- [TO BE DONE] Wherever the string "delictually" appears in a line, extract that line.

- [Saved data entries]
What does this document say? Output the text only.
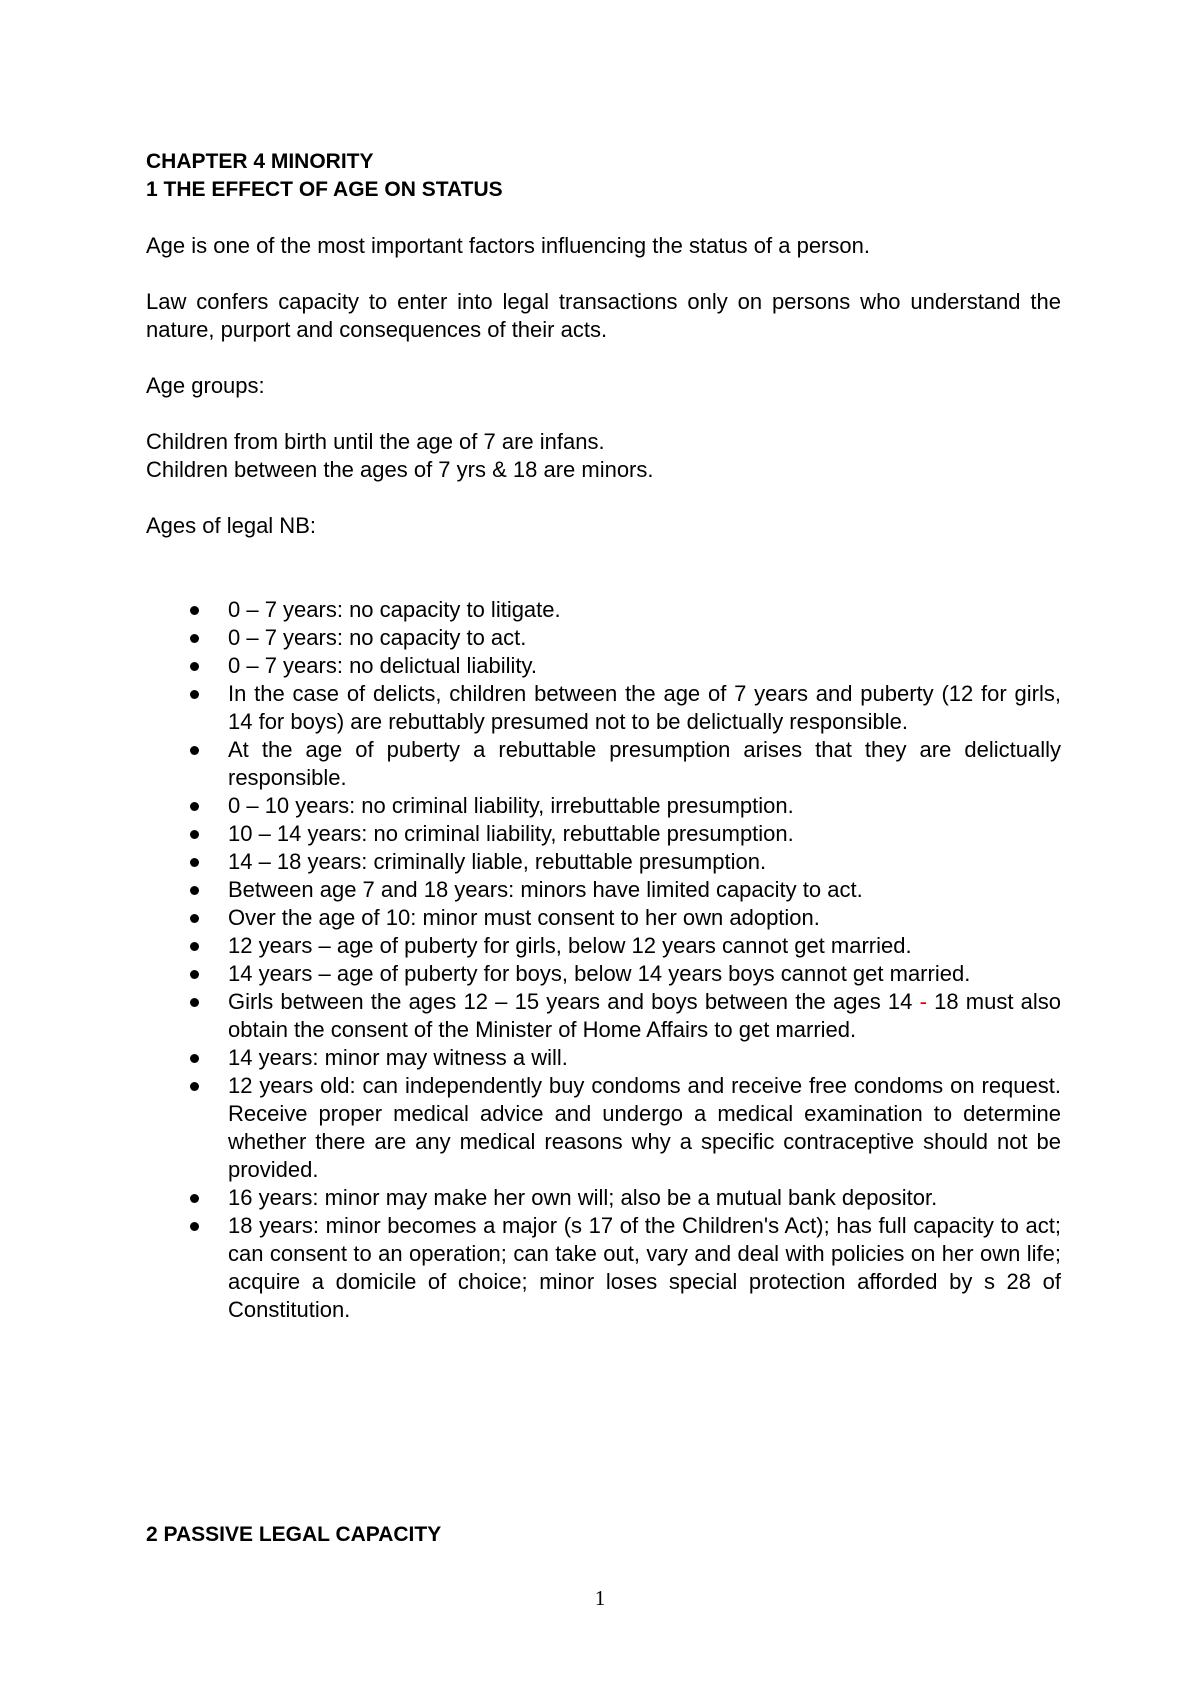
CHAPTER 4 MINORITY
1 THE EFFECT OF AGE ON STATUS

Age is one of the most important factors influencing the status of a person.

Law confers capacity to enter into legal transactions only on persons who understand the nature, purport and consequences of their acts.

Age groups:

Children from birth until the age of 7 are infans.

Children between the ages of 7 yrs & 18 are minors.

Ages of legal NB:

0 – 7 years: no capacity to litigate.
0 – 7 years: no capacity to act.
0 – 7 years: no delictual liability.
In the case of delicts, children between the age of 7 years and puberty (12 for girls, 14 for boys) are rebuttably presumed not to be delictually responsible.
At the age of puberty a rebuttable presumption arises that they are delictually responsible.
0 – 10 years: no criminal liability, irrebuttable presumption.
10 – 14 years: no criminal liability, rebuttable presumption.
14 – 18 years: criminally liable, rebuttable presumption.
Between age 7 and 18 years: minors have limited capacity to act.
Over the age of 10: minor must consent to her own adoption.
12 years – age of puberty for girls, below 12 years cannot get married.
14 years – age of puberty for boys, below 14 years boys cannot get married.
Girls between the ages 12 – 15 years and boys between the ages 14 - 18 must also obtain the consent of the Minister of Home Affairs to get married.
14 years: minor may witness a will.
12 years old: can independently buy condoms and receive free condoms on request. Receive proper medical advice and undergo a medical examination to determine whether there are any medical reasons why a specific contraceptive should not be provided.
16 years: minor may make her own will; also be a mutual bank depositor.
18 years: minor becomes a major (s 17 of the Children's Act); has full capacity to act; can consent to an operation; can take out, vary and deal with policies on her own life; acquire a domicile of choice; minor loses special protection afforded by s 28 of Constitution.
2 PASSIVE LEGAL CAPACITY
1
* * *
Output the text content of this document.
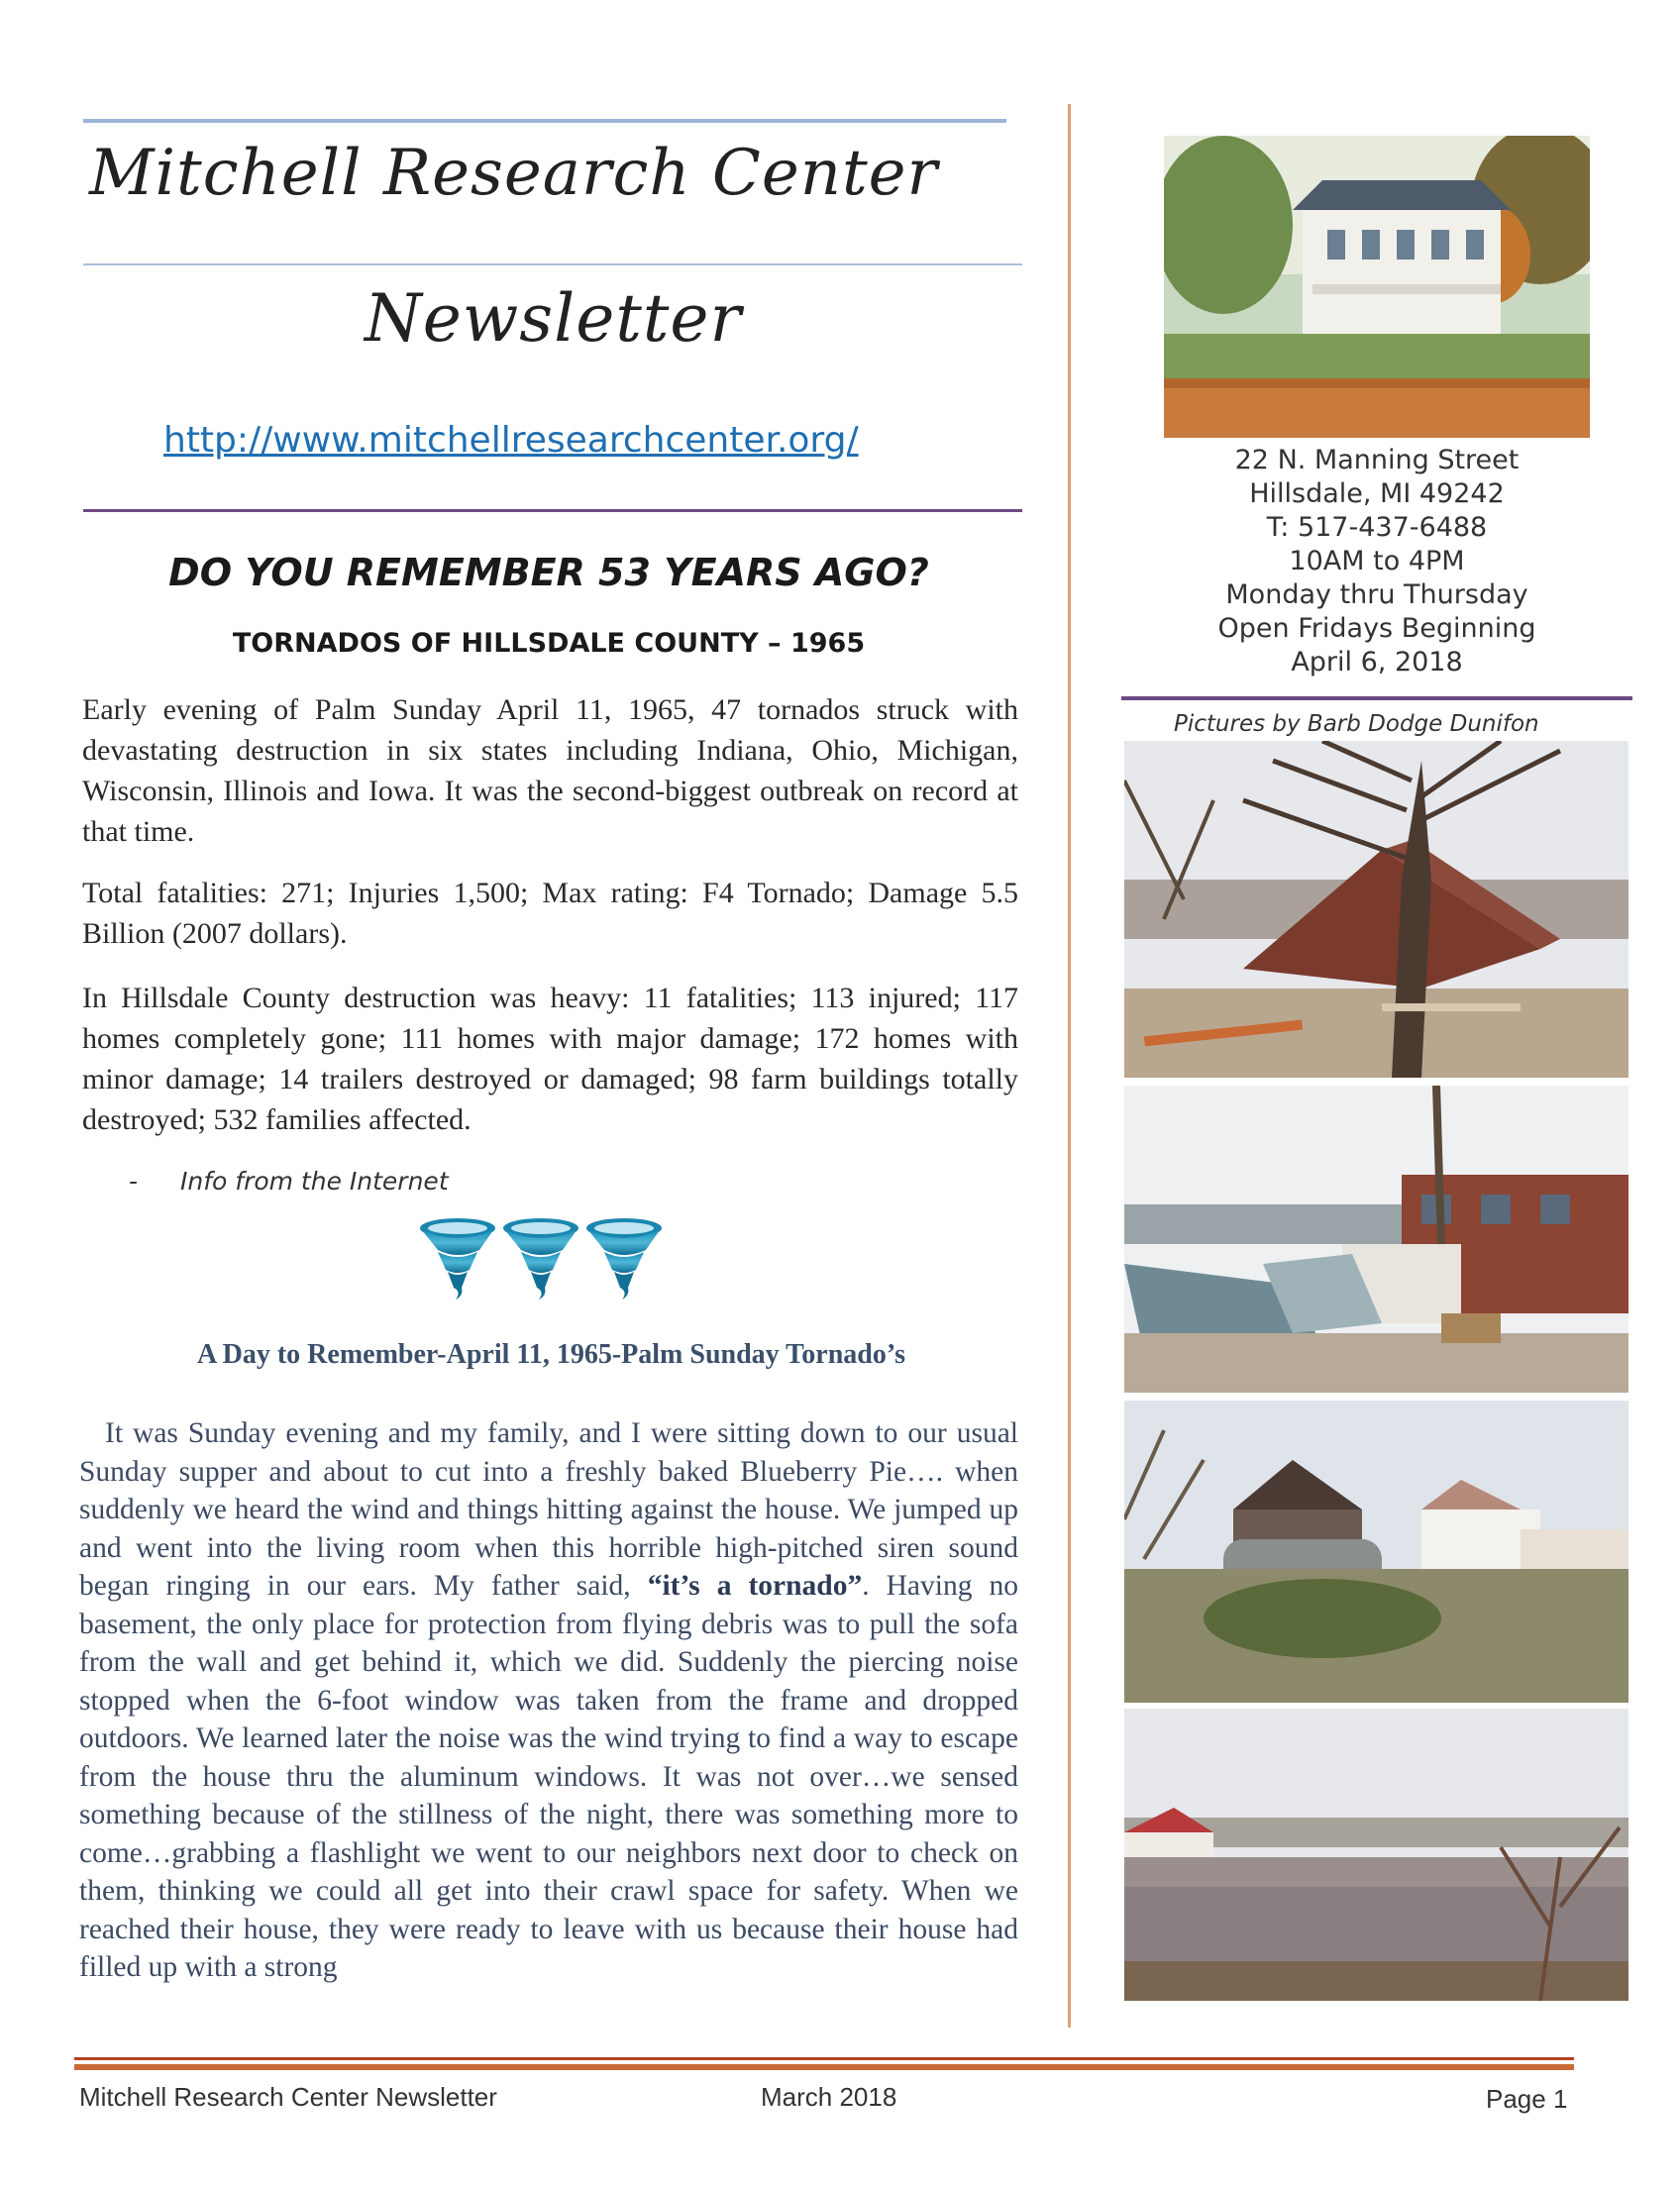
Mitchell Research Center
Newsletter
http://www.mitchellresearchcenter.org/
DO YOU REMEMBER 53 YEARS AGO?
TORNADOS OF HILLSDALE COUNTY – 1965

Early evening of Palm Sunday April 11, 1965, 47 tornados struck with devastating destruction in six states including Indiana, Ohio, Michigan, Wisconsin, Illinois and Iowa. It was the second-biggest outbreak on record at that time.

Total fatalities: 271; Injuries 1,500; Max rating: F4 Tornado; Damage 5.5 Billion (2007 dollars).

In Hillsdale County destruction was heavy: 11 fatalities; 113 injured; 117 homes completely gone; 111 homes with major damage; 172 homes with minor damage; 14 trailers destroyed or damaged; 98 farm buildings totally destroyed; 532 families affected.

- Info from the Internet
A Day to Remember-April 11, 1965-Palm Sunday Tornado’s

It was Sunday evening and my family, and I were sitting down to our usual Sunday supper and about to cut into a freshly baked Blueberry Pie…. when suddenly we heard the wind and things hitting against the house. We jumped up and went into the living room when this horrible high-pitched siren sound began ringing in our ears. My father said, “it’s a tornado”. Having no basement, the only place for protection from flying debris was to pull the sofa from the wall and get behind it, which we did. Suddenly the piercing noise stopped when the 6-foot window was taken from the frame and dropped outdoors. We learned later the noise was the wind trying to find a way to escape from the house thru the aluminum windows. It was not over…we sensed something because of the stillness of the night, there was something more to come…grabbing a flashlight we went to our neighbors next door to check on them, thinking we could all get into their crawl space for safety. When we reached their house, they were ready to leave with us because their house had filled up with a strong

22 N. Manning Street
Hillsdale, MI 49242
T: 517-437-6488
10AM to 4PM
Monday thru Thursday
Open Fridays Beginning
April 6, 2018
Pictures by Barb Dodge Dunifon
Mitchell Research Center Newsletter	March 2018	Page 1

- [WORKED ANSWER]
In the case of delicts, children between the age of 7 years and puberty (12 for girls, 14 for boys) are rebuttably presumed not to be delictually responsible.
At the age of puberty a rebuttable presumption arises that they are delictually responsible.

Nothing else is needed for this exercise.